-- BEGIN Text extract --
I have worked in banking for 25 yrs. I took five years off to care for a parent and in five years I didn't need to visit a branch not even once. Direct deposit, online banking etc. there wasn't a need to go inside. Working in a branch most people I see at my desk are peope who refuse to use technology, who cannot manage their own finances or sadly just lonely. Some people get into their safe deposit boxes up to ten times a month. What in the world is in the box that requires that you have to see it that much?

Richard
August 06, 2012 at 10:57 pm

The real reason banks are closing is due to the public's realization of their incompetence and outright fraud. Honestly, bank failure is only a failure to it's customer's and the taxpayers. The bank executives pilfer all the money, after they've awarded themselves bonuses. Then they convince politicians on their payroll to give them more tax payers money to bail them out. Then the first thing they do is reward themselves with big million dollar bonuses as if their failure should be rewarded. The public is much smarter these days, that's why credit unions are so much in favor and membership is at an all time high. Plus they're the only ones making loans. The banks are just sitting on all the money we tax payers gave them and they're just biding their time figuring out another way to steal it.

Sonia
August 06, 2012 at 10:56 pm

Not everybody can afford on-line banking, not to mention a computer...another way to nickle and dime their customers, now loyalty has a price...bring back the tellers.
-- END Text extract --
-- BEGIN Recorded information --
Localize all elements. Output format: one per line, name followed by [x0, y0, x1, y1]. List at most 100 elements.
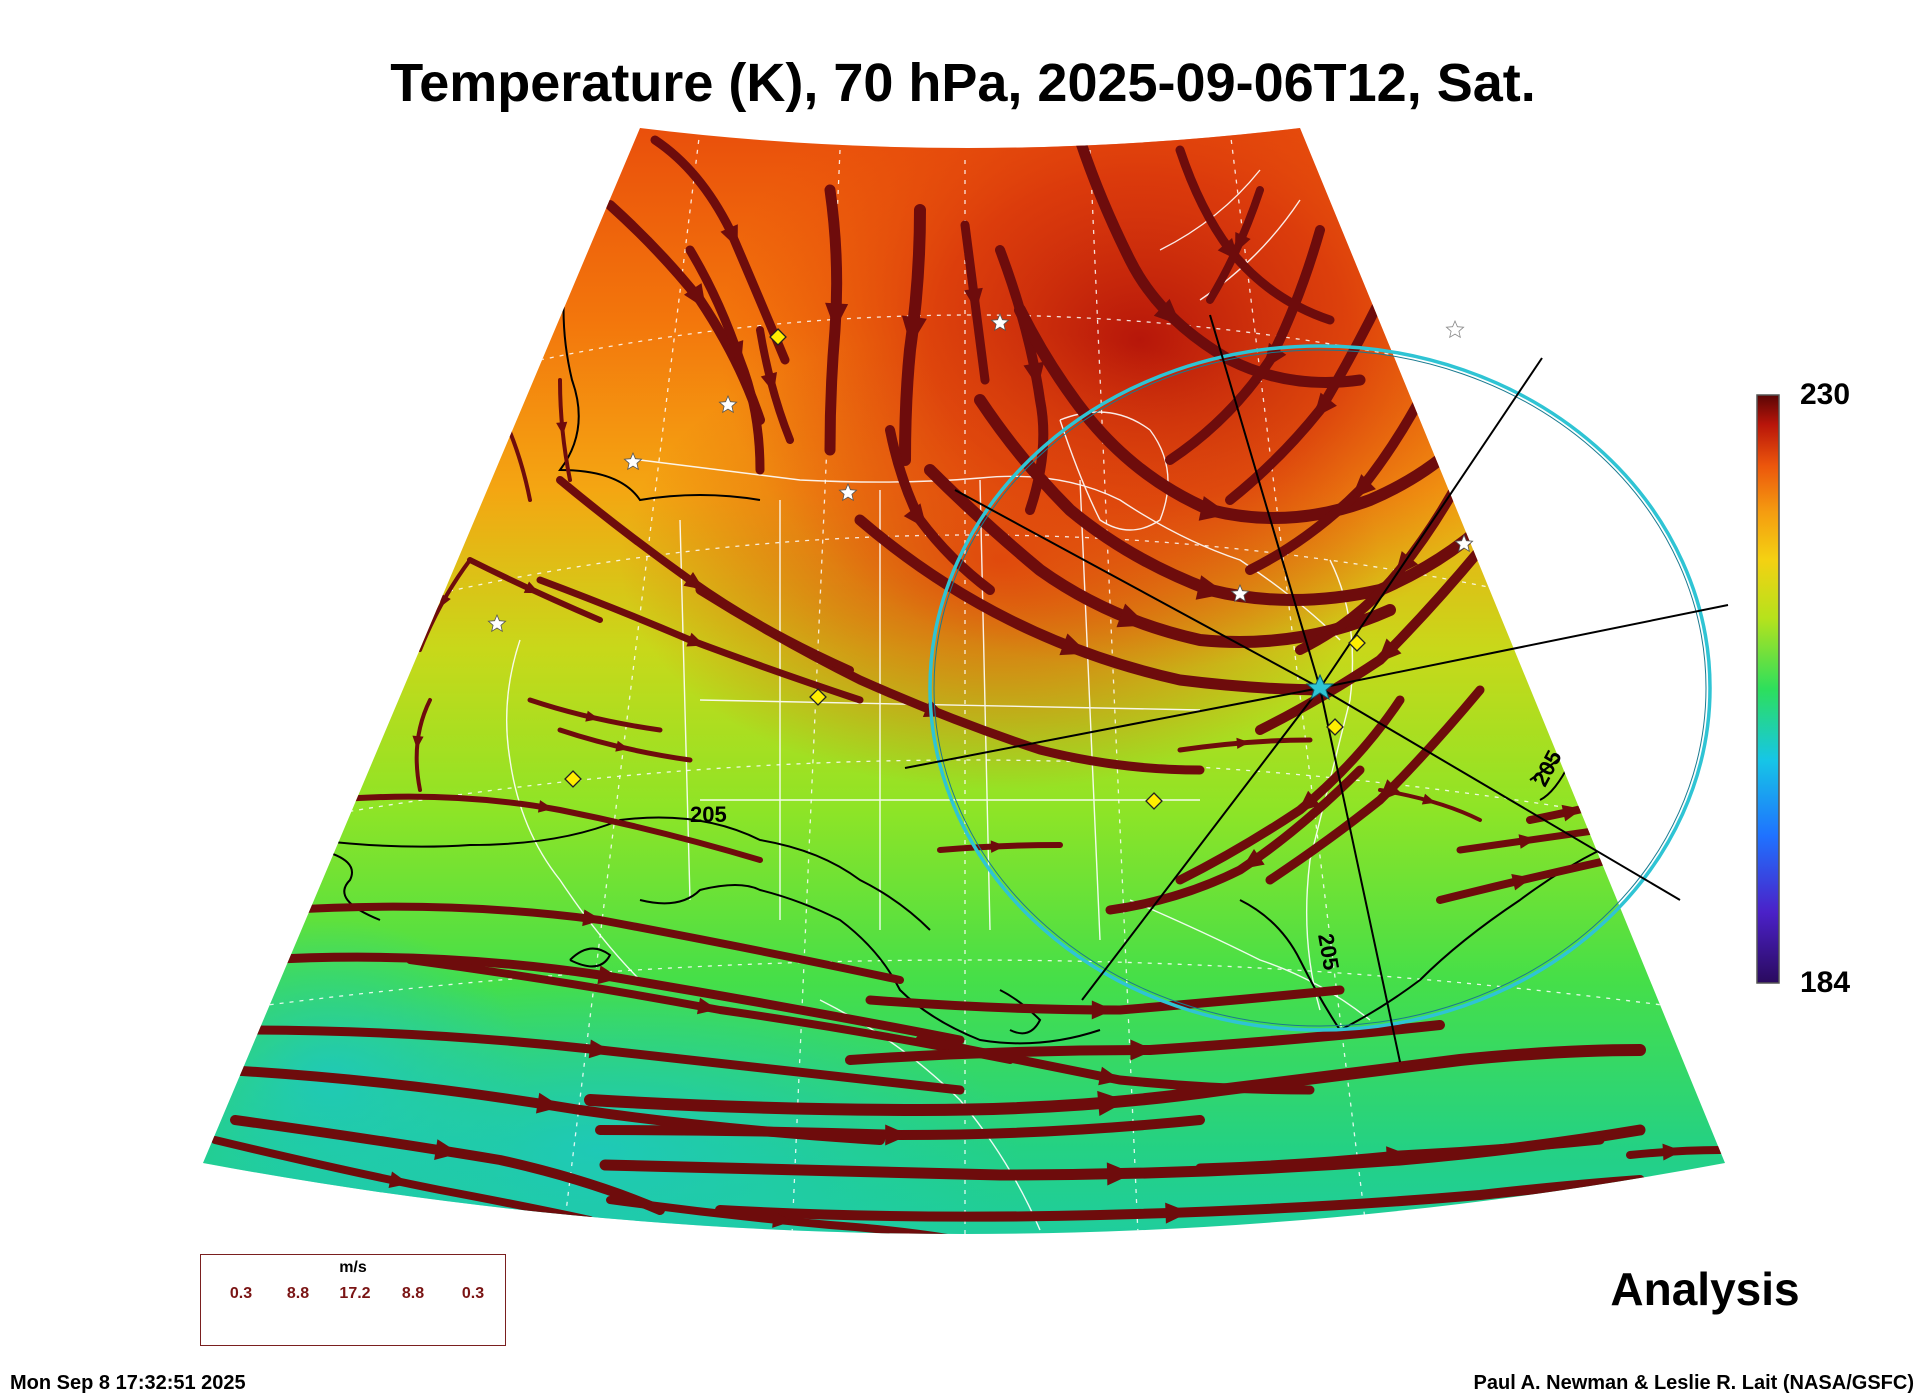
-- END Recorded information --
Problems:
1 – Summarize the comments about banks above in two sentences.
2 – Based on the comments about banks, does each of the following statements agree with them? Answer yes or no for each, and quote the deciding words.
(a) One commenter went five years without needing to visit a branch.
(b) A commenter says banks are the only ones making loans.
(c) A commenter says everyone can afford online banking.

Responses in order:
1 – One commenter, who has worked in banking for 25 years, says online banking and direct deposit make branch visits unnecessary, and that most people seen at a branch desk refuse to use technology, cannot manage their finances, or are lonely. Another commenter blames banks closing on their incompetence and fraud and says credit union membership is at an all-time high, while a third says not everybody can afford online banking and calls for bringing back the tellers.

2 –
(a) Yes: "in five years I didn't need to visit a branch not even once"
(b) No: "credit unions are so much in favor and membership is at an all time high. Plus they're the only ones making loans."
(c) No: "Not everybody can afford on-line banking"